** start of THE INPUT **
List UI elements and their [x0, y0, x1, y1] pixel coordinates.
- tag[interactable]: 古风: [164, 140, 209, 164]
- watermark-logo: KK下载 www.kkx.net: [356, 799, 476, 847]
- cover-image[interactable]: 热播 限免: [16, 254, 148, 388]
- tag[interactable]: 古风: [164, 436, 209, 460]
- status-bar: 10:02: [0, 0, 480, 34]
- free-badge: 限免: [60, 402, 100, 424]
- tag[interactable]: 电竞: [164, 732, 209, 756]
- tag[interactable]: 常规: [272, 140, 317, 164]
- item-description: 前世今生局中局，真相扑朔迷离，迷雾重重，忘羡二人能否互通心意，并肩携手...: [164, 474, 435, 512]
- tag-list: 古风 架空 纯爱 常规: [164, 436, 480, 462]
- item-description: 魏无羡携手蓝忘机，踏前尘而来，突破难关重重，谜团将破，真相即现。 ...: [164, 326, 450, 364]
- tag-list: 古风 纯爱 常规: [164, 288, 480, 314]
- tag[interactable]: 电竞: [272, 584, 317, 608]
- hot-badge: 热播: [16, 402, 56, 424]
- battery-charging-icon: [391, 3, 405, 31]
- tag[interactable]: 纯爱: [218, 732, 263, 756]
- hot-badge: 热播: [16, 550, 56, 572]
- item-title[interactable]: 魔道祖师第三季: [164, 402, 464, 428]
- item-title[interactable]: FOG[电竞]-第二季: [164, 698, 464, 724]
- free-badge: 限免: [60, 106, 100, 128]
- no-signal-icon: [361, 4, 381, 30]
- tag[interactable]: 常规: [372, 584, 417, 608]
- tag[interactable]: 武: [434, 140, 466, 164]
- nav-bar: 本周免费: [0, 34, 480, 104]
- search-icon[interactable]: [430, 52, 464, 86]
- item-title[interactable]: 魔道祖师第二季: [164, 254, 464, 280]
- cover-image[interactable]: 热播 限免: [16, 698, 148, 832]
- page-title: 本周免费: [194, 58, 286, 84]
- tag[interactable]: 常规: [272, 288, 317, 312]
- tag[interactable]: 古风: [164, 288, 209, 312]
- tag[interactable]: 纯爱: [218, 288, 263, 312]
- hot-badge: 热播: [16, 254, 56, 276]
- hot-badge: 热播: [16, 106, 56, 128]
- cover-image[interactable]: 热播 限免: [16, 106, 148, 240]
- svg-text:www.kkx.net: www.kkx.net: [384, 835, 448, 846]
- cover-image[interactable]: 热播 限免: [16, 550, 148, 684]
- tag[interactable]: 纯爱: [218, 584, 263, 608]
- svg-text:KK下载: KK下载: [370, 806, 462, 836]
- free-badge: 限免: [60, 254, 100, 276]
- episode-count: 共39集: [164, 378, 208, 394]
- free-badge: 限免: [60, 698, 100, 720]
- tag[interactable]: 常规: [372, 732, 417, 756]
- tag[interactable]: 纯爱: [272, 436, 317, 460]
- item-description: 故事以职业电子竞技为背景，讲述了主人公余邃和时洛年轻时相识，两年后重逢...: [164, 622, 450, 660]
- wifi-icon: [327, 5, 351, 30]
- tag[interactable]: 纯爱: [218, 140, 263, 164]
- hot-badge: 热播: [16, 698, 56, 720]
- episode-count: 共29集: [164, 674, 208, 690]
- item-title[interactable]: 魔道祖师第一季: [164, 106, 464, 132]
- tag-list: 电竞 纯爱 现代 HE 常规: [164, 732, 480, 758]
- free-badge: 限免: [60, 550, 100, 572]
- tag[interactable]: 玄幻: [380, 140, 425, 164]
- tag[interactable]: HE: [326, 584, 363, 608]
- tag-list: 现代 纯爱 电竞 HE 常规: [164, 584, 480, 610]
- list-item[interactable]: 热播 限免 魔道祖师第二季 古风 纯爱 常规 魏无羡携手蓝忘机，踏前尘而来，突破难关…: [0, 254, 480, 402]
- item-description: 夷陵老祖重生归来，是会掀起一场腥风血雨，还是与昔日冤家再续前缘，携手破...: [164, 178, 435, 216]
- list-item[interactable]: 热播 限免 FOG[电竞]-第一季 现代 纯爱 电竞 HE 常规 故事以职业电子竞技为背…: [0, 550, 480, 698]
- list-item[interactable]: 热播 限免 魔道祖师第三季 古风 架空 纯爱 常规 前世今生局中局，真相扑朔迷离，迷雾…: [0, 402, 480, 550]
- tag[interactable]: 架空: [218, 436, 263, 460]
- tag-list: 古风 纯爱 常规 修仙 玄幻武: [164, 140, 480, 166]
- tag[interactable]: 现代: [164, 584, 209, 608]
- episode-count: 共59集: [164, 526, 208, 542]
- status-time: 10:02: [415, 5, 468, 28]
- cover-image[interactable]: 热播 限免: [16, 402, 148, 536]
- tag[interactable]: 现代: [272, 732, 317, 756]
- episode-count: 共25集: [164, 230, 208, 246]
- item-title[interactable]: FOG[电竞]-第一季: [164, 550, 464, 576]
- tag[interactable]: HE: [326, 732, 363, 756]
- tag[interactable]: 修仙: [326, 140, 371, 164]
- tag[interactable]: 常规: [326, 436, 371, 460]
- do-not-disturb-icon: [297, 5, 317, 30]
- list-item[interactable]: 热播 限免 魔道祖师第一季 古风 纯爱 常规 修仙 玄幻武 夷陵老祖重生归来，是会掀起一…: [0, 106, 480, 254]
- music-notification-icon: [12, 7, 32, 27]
** end of THE INPUT **
Could you format every line of the material above as a JSON list of strings, one string per line, leaving out any blank lines?

● RESPONSE TO THE EXERCISE:
[
  "List UI elements and their [x0, y0, x1, y1] pixel coordinates.",
  "- tag[interactable]: 古风: [164, 140, 209, 164]",
  "- watermark-logo: KK下载 www.kkx.net: [356, 799, 476, 847]",
  "- cover-image[interactable]: 热播 限免: [16, 254, 148, 388]",
  "- tag[interactable]: 古风: [164, 436, 209, 460]",
  "- status-bar: 10:02: [0, 0, 480, 34]",
  "- free-badge: 限免: [60, 402, 100, 424]",
  "- tag[interactable]: 电竞: [164, 732, 209, 756]",
  "- tag[interactable]: 常规: [272, 140, 317, 164]",
  "- item-description: 前世今生局中局，真相扑朔迷离，迷雾重重，忘羡二人能否互通心意，并肩携手...: [164, 474, 435, 512]",
  "- tag-list: 古风 架空 纯爱 常规: [164, 436, 480, 462]",
  "- item-description: 魏无羡携手蓝忘机，踏前尘而来，突破难关重重，谜团将破，真相即现。 ...: [164, 326, 450, 364]",
  "- tag-list: 古风 纯爱 常规: [164, 288, 480, 314]",
  "- tag[interactable]: 电竞: [272, 584, 317, 608]",
  "- hot-badge: 热播: [16, 402, 56, 424]",
  "- battery-charging-icon: [391, 3, 405, 31]",
  "- tag[interactable]: 纯爱: [218, 732, 263, 756]",
  "- hot-badge: 热播: [16, 550, 56, 572]",
  "- item-title[interactable]: 魔道祖师第三季: [164, 402, 464, 428]",
  "- item-title[interactable]: FOG[电竞]-第二季: [164, 698, 464, 724]",
  "- free-badge: 限免: [60, 106, 100, 128]",
  "- no-signal-icon: [361, 4, 381, 30]",
  "- tag[interactable]: 常规: [372, 584, 417, 608]",
  "- tag[interactable]: 武: [434, 140, 466, 164]",
  "- nav-bar: 本周免费: [0, 34, 480, 104]",
  "- search-icon[interactable]: [430, 52, 464, 86]",
  "- item-title[interactable]: 魔道祖师第二季: [164, 254, 464, 280]",
  "- cover-image[interactable]: 热播 限免: [16, 698, 148, 832]",
  "- page-title: 本周免费: [194, 58, 286, 84]",
  "- tag[interactable]: 常规: [272, 288, 317, 312]",
  "- tag[interactable]: 古风: [164, 288, 209, 312]",
  "- tag[interactable]: 纯爱: [218, 288, 263, 312]",
  "- hot-badge: 热播: [16, 254, 56, 276]",
  "- hot-badge: 热播: [16, 106, 56, 128]",
  "- cover-image[interactable]: 热播 限免: [16, 106, 148, 240]",
  "- svg-text:www.kkx.net: www.kkx.net: [384, 835, 448, 846]",
  "- cover-image[interactable]: 热播 限免: [16, 550, 148, 684]",
  "- tag[interactable]: 纯爱: [218, 584, 263, 608]",
  "- svg-text:KK下载: KK下载: [370, 806, 462, 836]",
  "- free-badge: 限免: [60, 254, 100, 276]",
  "- episode-count: 共39集: [164, 378, 208, 394]",
  "- free-badge: 限免: [60, 698, 100, 720]",
  "- tag[interactable]: 常规: [372, 732, 417, 756]",
  "- tag[interactable]: 纯爱: [272, 436, 317, 460]",
  "- item-description: 故事以职业电子竞技为背景，讲述了主人公余邃和时洛年轻时相识，两年后重逢...: [164, 622, 450, 660]",
  "- wifi-icon: [327, 5, 351, 30]",
  "- tag[interactable]: 纯爱: [218, 140, 263, 164]",
  "- hot-badge: 热播: [16, 698, 56, 720]",
  "- episode-count: 共29集: [164, 674, 208, 690]",
  "- item-title[interactable]: 魔道祖师第一季: [164, 106, 464, 132]",
  "- tag-list: 电竞 纯爱 现代 HE 常规: [164, 732, 480, 758]",
  "- free-badge: 限免: [60, 550, 100, 572]",
  "- tag[interactable]: 玄幻: [380, 140, 425, 164]",
  "- tag[interactable]: HE: [326, 584, 363, 608]",
  "- tag-list: 现代 纯爱 电竞 HE 常规: [164, 584, 480, 610]",
  "- list-item[interactable]: 热播 限免 魔道祖师第二季 古风 纯爱 常规 魏无羡携手蓝忘机，踏前尘而来，突破难关…: [0, 254, 480, 402]",
  "- item-description: 夷陵老祖重生归来，是会掀起一场腥风血雨，还是与昔日冤家再续前缘，携手破...: [164, 178, 435, 216]",
  "- list-item[interactable]: 热播 限免 FOG[电竞]-第一季 现代 纯爱 电竞 HE 常规 故事以职业电子竞技为背…: [0, 550, 480, 698]",
  "- list-item[interactable]: 热播 限免 魔道祖师第三季 古风 架空 纯爱 常规 前世今生局中局，真相扑朔迷离，迷雾…: [0, 402, 480, 550]",
  "- tag[interactable]: 架空: [218, 436, 263, 460]",
  "- tag-list: 古风 纯爱 常规 修仙 玄幻武: [164, 140, 480, 166]",
  "- tag[interactable]: 现代: [164, 584, 209, 608]",
  "- episode-count: 共59集: [164, 526, 208, 542]",
  "- status-time: 10:02: [415, 5, 468, 28]",
  "- cover-image[interactable]: 热播 限免: [16, 402, 148, 536]",
  "- tag[interactable]: 现代: [272, 732, 317, 756]",
  "- episode-count: 共25集: [164, 230, 208, 246]",
  "- item-title[interactable]: FOG[电竞]-第一季: [164, 550, 464, 576]",
  "- tag[interactable]: HE: [326, 732, 363, 756]",
  "- tag[interactable]: 修仙: [326, 140, 371, 164]",
  "- tag[interactable]: 常规: [326, 436, 371, 460]",
  "- do-not-disturb-icon: [297, 5, 317, 30]",
  "- list-item[interactable]: 热播 限免 魔道祖师第一季 古风 纯爱 常规 修仙 玄幻武 夷陵老祖重生归来，是会掀起一…: [0, 106, 480, 254]",
  "- music-notification-icon: [12, 7, 32, 27]"
]